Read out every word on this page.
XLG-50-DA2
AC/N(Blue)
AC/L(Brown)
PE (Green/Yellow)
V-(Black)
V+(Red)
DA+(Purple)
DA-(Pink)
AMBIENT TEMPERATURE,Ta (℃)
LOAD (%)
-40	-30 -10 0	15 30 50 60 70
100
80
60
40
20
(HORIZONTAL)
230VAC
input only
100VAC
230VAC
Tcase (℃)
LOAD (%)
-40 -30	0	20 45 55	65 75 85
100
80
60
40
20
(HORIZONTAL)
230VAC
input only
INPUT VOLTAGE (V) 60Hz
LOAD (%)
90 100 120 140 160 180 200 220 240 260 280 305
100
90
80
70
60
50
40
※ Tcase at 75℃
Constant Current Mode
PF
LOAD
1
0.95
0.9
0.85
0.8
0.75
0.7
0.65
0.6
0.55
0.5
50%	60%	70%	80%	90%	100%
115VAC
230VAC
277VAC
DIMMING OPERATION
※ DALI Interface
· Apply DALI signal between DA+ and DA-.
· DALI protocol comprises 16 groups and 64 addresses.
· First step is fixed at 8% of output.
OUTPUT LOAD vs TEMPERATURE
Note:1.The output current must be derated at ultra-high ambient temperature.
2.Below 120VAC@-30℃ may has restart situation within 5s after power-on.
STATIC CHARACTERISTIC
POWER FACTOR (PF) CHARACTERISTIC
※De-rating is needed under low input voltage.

┄┄┄┄┄┄┄┄┄┄┄┄┄┄┄┄┄┄┄┄

> **YOUR GOAL**
Select every line where the word "CHARACTERISTIC" occurs.

> **RESULT OF THE TASK**
STATIC CHARACTERISTIC
POWER FACTOR (PF) CHARACTERISTIC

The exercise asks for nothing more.